__Supplied data__:

═══

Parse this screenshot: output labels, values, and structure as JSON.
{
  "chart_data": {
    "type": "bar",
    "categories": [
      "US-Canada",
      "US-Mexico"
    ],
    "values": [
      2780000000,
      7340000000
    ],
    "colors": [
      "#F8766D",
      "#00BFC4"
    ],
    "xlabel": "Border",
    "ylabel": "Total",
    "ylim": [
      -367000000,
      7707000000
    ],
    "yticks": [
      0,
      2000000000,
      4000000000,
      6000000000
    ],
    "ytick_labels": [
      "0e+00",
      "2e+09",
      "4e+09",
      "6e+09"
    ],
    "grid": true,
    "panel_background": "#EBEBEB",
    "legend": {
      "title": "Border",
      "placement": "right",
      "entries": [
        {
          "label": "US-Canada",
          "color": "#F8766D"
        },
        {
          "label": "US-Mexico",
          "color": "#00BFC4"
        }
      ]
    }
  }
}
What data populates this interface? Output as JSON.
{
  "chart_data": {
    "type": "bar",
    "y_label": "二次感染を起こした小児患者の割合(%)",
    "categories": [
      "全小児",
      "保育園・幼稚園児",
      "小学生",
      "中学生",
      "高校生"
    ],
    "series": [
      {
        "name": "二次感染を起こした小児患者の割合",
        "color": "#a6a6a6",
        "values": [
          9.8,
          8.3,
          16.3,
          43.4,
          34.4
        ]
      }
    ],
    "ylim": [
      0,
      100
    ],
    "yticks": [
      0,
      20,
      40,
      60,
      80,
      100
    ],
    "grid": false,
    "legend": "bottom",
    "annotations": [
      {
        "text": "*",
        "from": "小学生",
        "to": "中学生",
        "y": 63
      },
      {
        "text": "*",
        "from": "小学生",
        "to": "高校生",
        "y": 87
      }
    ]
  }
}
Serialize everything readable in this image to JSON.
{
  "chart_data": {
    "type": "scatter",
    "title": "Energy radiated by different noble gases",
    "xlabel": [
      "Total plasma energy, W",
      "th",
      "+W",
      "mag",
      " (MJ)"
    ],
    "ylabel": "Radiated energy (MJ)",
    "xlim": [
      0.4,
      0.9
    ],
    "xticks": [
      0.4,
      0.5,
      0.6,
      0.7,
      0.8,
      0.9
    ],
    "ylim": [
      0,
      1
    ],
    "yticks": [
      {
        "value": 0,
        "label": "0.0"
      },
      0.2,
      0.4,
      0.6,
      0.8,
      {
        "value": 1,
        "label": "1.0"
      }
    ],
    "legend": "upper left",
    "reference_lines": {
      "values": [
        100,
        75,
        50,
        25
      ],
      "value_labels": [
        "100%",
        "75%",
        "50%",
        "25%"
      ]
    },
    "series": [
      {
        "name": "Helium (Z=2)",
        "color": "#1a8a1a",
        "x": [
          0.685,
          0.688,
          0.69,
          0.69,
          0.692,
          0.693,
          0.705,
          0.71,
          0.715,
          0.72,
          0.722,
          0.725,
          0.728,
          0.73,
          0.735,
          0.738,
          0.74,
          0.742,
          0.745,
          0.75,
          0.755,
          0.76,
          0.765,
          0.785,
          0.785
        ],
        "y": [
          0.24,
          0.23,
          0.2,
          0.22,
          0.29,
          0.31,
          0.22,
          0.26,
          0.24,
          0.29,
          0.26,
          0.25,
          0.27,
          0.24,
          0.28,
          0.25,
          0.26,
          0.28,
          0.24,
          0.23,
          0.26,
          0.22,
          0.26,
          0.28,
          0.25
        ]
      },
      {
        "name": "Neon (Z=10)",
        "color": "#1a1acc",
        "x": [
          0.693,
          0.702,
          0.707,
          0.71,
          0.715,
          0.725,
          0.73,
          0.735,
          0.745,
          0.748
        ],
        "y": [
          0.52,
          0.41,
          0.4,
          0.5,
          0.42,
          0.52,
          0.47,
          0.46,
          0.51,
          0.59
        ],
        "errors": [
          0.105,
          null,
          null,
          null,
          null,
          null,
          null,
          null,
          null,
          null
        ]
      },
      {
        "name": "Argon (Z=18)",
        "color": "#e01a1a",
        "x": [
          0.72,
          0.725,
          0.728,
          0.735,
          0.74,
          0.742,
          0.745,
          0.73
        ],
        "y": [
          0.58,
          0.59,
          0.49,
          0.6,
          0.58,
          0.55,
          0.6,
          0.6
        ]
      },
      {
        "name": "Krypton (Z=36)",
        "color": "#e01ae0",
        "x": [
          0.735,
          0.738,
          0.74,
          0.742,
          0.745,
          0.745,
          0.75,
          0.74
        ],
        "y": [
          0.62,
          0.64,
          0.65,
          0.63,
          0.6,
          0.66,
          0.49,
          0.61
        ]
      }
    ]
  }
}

═══

__What to do__: Write out each line of the data that holds the string "title".

__Reply to the task__:
      "title": "Border",
    "title": "Energy radiated by different noble gases",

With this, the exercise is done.